**Passage to read**
The return of the letter was the culmination of a seven-year investigation jointly conducted by ICE’s Homeland Security Investigations (HSI) and the U.S. Attorney’s Office in Delaware.  It began in 2011 when HSI Wilmington (Del.) and the Delaware U.S. Attorney’s Office received a tip that several 15th century original manually printed copies of the Columbus Letter were stolen from European libraries and replaced with forgeries without the knowledge of library officials or local law enforcement. The investigation determined that the stolen Columbus Letter from Spain was sold in November 2005 for 600,000 Euros by two Italian book dealers.

“This evening ceremony is a showcase of the ties that bind the United States and Spain together,” said Ambassador of Spain to the United States Pedro Morenés. “The cooperation between Homeland Security Investigations and special units of the Guardia Civil has born great fruit in ensuring the return of stolen cultural property to Spain,” Ambassador Morenes added.

In June 2012, a subject matter expert, accompanied by an HSI Wilmington Special Agent, visited the National Library of Catalonia in Barcelona and reviewed the Columbus Letter in the possession of the library at which time it was determined, in coordination with Spanish authorities and with support from HSI Madrid that the letter at the library was a forgery.

**Written request A**
In the passage on the Columbus Letter, rewrite the paragraph beginning "The return of the letter was" in shorter form, keeping its main facts.
**Written request B**
Reproduce the part of the Columbus Letter passage starting with "The return of the" and going on through "Italian book dealers.".

**Provided information**
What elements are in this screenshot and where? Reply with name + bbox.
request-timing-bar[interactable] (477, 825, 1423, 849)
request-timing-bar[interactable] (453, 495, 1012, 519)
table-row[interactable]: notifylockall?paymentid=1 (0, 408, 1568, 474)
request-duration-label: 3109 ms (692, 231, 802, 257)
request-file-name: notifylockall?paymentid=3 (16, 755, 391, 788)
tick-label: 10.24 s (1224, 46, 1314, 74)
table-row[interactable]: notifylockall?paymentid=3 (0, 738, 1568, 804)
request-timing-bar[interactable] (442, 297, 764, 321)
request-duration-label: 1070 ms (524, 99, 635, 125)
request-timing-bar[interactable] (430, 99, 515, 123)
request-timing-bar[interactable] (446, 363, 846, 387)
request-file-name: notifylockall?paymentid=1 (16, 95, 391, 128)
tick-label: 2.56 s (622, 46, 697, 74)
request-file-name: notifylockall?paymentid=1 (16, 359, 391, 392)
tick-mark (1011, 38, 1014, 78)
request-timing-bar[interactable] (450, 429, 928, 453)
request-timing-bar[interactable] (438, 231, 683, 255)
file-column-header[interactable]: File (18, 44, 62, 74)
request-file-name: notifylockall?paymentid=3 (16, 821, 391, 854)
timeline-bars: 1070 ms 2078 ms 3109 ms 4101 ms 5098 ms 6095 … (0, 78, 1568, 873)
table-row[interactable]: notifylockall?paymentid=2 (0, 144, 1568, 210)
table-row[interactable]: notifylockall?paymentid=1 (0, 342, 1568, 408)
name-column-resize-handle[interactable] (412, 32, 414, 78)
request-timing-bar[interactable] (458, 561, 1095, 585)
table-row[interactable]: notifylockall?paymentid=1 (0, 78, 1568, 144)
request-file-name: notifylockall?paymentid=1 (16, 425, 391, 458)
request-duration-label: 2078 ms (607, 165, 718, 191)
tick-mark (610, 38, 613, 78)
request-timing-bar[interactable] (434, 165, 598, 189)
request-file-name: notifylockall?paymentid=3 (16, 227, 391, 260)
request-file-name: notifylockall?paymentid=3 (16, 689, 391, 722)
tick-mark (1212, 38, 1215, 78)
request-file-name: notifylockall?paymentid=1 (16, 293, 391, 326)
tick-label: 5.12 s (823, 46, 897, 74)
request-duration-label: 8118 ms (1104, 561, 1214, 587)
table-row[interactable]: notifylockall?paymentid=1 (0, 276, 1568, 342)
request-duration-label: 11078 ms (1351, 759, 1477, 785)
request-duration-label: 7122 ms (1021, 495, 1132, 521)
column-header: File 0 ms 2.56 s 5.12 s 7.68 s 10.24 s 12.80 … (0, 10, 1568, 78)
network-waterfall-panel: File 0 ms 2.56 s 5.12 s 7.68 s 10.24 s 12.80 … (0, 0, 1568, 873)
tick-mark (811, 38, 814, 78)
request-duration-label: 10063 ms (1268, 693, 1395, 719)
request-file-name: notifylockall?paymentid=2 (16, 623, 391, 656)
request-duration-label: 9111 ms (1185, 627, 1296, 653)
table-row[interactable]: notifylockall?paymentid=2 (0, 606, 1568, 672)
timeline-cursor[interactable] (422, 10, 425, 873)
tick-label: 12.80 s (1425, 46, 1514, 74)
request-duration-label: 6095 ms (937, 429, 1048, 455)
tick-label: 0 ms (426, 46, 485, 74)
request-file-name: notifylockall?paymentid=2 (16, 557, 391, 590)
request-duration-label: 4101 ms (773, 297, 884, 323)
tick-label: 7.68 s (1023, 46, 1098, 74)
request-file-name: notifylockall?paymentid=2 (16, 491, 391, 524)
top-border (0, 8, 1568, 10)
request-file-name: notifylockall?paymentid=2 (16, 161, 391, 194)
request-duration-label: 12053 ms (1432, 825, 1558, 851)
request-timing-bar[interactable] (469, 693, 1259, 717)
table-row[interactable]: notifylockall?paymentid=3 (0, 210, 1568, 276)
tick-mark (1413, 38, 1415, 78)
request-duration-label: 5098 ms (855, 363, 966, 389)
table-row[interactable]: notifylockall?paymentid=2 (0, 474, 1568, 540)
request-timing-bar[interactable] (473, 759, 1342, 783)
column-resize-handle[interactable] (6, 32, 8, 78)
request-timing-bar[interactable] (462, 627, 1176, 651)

**Exercise output A**
The letter's return ended a seven-year investigation by ICE's Homeland Security Investigations (HSI) and the U.S. Attorney's Office in Delaware. It started in 2011, when HSI Wilmington and the Delaware U.S. Attorney's Office received a tip. The tip said several original 15th-century manually printed copies of the Columbus Letter had been stolen from European libraries and replaced with forgeries, without library officials or local law enforcement knowing. Investigators found that two Italian book dealers sold the copy stolen from Spain in November 2005 for 600,000 Euros.

**Exercise output B**
The return of the letter was the culmination of a seven-year investigation jointly conducted by ICE’s Homeland Security Investigations (HSI) and the U.S. Attorney’s Office in Delaware.  It began in 2011 when HSI Wilmington (Del.) and the Delaware U.S. Attorney’s Office received a tip that several 15th century original manually printed copies of the Columbus Letter were stolen from European libraries and replaced with forgeries without the knowledge of library officials or local law enforcement. The investigation determined that the stolen Columbus Letter from Spain was sold in November 2005 for 600,000 Euros by two Italian book dealers.